Dataset rows:
_ _ _ _ _ _ _

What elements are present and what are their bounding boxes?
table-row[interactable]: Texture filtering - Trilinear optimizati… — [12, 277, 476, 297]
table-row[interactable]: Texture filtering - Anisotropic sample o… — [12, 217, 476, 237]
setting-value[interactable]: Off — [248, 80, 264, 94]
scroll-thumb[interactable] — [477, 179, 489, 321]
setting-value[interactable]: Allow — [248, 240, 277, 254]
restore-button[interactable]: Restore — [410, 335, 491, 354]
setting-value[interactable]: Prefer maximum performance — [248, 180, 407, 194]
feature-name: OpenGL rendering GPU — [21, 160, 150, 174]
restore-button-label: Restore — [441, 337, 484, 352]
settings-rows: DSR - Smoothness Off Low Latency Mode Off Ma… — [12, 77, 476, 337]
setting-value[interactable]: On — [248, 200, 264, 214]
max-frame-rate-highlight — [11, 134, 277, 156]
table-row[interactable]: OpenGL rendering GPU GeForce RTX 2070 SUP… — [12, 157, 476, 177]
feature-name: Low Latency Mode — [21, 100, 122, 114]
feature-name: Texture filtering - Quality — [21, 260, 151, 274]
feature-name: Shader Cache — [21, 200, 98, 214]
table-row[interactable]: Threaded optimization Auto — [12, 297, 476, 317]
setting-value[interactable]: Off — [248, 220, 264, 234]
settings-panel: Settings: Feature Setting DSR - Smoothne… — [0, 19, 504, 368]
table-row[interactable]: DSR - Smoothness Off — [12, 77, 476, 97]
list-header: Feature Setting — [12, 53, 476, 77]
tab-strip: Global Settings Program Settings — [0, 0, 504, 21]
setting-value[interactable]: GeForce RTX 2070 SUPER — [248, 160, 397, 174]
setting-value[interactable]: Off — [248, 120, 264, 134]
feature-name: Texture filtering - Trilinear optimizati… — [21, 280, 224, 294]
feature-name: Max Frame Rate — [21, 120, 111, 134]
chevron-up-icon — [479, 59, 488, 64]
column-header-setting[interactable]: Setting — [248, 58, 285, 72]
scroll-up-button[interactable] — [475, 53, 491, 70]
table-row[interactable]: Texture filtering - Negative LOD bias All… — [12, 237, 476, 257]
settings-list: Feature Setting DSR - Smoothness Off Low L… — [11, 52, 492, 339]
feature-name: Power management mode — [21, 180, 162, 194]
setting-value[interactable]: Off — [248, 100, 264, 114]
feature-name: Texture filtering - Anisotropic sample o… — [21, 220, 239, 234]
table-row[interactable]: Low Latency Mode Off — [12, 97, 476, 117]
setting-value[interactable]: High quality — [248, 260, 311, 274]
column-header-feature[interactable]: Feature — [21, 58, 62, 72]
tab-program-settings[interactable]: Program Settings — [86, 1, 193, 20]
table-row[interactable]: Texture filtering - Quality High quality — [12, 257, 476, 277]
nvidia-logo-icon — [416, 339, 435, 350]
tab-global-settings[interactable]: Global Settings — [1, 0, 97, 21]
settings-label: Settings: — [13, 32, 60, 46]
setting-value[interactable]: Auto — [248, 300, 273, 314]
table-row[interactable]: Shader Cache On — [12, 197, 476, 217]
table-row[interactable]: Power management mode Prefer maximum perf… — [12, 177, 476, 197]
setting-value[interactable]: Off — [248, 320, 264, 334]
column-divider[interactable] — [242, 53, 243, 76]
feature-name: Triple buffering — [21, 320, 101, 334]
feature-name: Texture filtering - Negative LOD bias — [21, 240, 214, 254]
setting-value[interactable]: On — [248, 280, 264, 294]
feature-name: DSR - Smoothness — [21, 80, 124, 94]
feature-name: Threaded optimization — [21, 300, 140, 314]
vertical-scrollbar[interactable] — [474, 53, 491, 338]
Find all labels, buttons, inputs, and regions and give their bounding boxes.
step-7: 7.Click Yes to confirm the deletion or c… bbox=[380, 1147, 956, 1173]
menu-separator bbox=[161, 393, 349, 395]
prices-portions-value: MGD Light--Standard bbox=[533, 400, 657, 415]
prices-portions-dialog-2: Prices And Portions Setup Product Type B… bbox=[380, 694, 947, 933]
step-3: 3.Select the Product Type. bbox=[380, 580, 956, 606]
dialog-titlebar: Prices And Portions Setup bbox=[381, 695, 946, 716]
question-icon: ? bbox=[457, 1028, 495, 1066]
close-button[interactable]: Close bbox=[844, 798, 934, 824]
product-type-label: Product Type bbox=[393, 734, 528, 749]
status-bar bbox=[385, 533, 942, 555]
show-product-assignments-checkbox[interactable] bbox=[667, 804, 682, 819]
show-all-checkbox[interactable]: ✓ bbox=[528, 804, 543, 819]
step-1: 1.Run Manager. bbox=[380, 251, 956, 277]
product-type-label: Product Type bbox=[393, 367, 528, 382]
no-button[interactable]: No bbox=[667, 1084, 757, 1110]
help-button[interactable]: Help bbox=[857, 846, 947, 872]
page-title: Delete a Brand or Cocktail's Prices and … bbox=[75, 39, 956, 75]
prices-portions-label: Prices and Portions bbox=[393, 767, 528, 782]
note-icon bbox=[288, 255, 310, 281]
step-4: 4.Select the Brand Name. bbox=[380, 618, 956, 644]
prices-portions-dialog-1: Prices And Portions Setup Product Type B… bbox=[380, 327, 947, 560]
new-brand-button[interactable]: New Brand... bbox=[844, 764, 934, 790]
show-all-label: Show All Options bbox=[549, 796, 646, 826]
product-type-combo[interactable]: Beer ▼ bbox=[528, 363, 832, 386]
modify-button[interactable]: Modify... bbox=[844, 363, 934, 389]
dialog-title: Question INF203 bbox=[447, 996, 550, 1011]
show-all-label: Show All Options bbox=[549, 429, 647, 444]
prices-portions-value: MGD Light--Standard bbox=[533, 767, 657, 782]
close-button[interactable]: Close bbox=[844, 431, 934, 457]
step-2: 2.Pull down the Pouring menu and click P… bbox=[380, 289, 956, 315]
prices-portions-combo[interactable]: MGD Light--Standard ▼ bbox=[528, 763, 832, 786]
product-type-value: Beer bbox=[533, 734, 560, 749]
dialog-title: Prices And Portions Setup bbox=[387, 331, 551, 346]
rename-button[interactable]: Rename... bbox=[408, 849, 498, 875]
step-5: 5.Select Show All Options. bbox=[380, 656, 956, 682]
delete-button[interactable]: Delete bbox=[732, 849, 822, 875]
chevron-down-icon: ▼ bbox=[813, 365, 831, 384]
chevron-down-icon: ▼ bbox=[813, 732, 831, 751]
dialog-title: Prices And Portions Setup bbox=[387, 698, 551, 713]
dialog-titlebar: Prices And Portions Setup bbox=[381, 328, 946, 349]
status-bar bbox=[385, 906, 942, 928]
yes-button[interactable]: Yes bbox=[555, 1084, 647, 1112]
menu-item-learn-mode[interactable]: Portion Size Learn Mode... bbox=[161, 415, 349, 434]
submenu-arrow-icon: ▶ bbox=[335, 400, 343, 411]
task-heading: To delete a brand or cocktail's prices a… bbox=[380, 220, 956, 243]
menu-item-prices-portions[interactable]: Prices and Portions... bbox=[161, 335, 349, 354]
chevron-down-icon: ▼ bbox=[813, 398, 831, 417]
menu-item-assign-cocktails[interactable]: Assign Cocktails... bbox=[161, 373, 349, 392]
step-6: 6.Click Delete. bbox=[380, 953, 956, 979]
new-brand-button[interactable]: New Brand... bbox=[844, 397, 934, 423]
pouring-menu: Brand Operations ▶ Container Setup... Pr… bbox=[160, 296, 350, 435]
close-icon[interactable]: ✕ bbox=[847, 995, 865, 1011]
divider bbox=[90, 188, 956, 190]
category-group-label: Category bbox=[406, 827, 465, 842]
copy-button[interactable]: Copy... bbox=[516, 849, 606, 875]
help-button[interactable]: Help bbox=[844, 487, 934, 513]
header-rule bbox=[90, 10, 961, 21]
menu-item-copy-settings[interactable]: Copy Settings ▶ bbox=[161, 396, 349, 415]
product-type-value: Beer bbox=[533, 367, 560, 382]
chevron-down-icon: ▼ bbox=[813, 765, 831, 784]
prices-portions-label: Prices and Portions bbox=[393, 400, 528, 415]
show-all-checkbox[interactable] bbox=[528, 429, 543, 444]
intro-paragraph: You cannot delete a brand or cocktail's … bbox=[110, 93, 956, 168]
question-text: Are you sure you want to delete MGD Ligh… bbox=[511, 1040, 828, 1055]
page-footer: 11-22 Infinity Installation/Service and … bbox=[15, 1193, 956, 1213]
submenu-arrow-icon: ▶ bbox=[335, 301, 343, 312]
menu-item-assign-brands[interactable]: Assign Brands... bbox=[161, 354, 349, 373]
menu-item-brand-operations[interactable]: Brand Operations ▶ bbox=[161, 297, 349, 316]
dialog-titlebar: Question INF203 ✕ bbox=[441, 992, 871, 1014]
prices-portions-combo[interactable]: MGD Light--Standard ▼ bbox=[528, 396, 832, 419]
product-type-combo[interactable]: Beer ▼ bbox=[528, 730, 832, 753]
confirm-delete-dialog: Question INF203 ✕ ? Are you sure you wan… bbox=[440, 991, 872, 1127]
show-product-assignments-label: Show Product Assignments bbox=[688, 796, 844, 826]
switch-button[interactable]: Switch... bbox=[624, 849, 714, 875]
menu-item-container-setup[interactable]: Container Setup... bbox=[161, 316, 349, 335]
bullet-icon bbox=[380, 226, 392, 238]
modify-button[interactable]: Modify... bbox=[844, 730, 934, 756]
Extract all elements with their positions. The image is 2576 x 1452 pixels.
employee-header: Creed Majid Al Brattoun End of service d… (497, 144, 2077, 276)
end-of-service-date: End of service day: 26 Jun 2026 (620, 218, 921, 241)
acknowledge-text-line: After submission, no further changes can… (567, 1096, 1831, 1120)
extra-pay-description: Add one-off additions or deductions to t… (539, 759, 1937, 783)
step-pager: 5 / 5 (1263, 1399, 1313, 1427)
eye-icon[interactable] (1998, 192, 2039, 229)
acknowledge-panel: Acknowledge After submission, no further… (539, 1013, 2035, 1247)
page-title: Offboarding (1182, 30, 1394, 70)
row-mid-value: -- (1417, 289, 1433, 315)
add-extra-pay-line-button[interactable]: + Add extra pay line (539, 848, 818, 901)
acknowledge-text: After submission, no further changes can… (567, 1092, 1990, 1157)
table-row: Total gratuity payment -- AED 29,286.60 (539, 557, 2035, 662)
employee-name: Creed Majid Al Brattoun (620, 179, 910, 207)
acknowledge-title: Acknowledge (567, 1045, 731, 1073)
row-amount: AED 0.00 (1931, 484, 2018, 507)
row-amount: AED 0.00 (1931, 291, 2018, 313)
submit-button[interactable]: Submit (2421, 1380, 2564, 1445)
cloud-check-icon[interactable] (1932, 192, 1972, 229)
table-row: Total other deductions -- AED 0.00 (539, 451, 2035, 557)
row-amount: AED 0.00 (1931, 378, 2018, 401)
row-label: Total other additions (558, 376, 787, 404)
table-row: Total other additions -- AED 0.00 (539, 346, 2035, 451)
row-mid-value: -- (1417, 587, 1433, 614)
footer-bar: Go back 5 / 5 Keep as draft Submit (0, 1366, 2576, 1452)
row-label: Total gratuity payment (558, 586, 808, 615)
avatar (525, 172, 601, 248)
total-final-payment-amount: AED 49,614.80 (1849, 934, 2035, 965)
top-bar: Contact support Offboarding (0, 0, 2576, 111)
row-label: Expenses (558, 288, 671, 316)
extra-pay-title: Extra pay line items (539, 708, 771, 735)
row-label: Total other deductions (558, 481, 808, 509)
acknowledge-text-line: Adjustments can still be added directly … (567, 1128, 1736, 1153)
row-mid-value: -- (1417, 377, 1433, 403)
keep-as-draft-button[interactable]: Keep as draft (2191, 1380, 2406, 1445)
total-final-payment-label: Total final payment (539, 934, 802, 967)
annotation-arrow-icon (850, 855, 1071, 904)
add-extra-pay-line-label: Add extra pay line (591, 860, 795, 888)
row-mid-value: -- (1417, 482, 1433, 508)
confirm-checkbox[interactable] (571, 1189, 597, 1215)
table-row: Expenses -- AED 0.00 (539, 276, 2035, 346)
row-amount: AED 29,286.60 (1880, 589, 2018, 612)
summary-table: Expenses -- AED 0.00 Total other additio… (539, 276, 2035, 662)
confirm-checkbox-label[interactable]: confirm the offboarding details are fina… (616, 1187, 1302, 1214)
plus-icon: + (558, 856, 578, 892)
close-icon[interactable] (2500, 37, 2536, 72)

_ _ _ _ _ _ _

__Problem to work on__. Reproduce the material from its first line through the line containing "setting-value[interactable]: On — [248, 200, 264, 214]", including both of those lines.

__Answer in full__.
What elements are present and what are their bounding boxes?
table-row[interactable]: Texture filtering - Trilinear optimizati… — [12, 277, 476, 297]
table-row[interactable]: Texture filtering - Anisotropic sample o… — [12, 217, 476, 237]
setting-value[interactable]: Off — [248, 80, 264, 94]
scroll-thumb[interactable] — [477, 179, 489, 321]
setting-value[interactable]: Allow — [248, 240, 277, 254]
restore-button[interactable]: Restore — [410, 335, 491, 354]
setting-value[interactable]: Prefer maximum performance — [248, 180, 407, 194]
feature-name: OpenGL rendering GPU — [21, 160, 150, 174]
restore-button-label: Restore — [441, 337, 484, 352]
settings-rows: DSR - Smoothness Off Low Latency Mode Off Ma… — [12, 77, 476, 337]
setting-value[interactable]: On — [248, 200, 264, 214]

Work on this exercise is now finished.